* GOAL *
Check every line of the data below for the string "widoczne", and copy the ones that hold it.

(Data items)
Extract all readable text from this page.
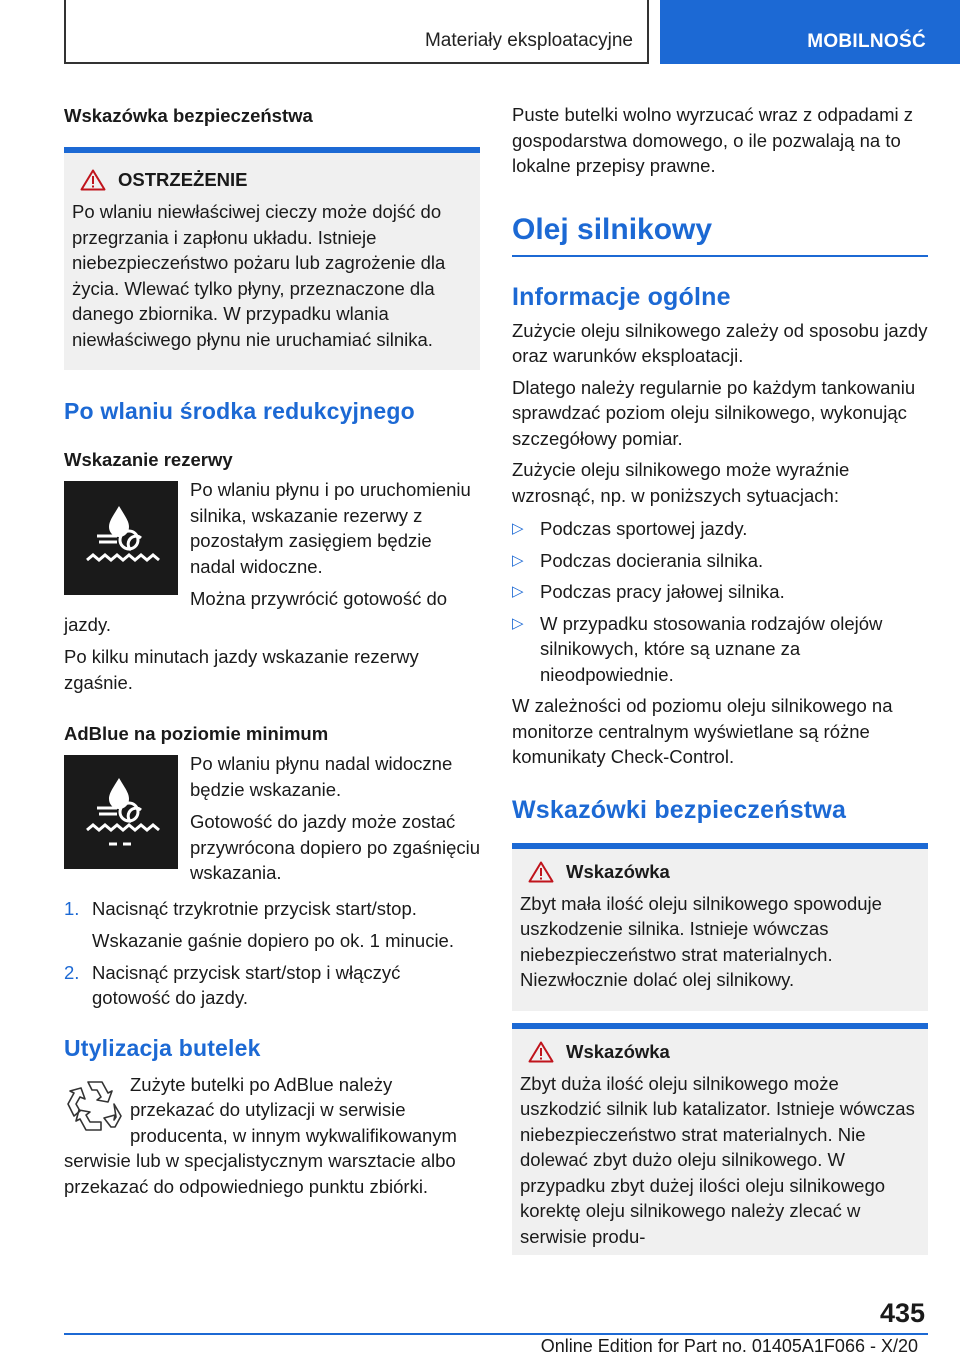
Materiały eksploatacyjne	MOBILNOŚĆ
Wskazówka bezpieczeństwa
OSTRZEŻENIE

Po wlaniu niewłaściwej cieczy może dojść do przegrzania i zapłonu układu. Istnieje niebezpieczeństwo pożaru lub zagrożenie dla życia. Wlewać tylko płyny, przeznaczone dla danego zbiornika. W przypadku wlania niewłaściwego płynu nie uruchamiać silnika.

Po wlaniu środka redukcyjnego
Wskazanie rezerwy

Po wlaniu płynu i po uruchomieniu silnika, wskazanie rezerwy z pozostałym zasięgiem będzie nadal widoczne.

Można przywrócić gotowość do jazdy.

Po kilku minutach jazdy wskazanie rezerwy zgaśnie.

AdBlue na poziomie minimum

Po wlaniu płynu nadal widoczne będzie wskazanie.

Gotowość do jazdy może zostać przywrócona dopiero po zgaśnięciu wskazania.

1. Nacisnąć trzykrotnie przycisk start/stop.
Wskazanie gaśnie dopiero po ok. 1 minucie.
2. Nacisnąć przycisk start/stop i włączyć gotowość do jazdy.
Utylizacja butelek

Zużyte butelki po AdBlue należy przekazać do utylizacji w serwisie producenta, w innym wykwalifikowanym serwisie lub w specjalistycznym warsztacie albo przekazać do odpowiedniego punktu zbiórki.

Puste butelki wolno wyrzucać wraz z odpadami z gospodarstwa domowego, o ile pozwalają na to lokalne przepisy prawne.

Olej silnikowy
Informacje ogólne

Zużycie oleju silnikowego zależy od sposobu jazdy oraz warunków eksploatacji.

Dlatego należy regularnie po każdym tankowaniu sprawdzać poziom oleju silnikowego, wykonując szczegółowy pomiar.

Zużycie oleju silnikowego może wyraźnie wzrosnąć, np. w poniższych sytuacjach:

▷ Podczas sportowej jazdy.
▷ Podczas docierania silnika.
▷ Podczas pracy jałowej silnika.
▷ W przypadku stosowania rodzajów olejów silnikowych, które są uznane za nieodpowiednie.

W zależności od poziomu oleju silnikowego na monitorze centralnym wyświetlane są różne komunikaty Check-Control.

Wskazówki bezpieczeństwa
Wskazówka

Zbyt mała ilość oleju silnikowego spowoduje uszkodzenie silnika. Istnieje wówczas niebezpieczeństwo strat materialnych. Niezwłocznie dolać olej silnikowy.

Wskazówka

Zbyt duża ilość oleju silnikowego może uszkodzić silnik lub katalizator. Istnieje wówczas niebezpieczeństwo strat materialnych. Nie dolewać zbyt dużo oleju silnikowego. W przypadku zbyt dużej ilości oleju silnikowego korektę oleju silnikowego należy zlecać w serwisie produ-

435
Online Edition for Part no. 01405A1F066 - X/20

* SOLUTION TO THIS TASK *
Po wlaniu płynu i po uruchomieniu silnika, wskazanie rezerwy z pozostałym zasięgiem będzie nadal widoczne.
Po wlaniu płynu nadal widoczne będzie wskazanie.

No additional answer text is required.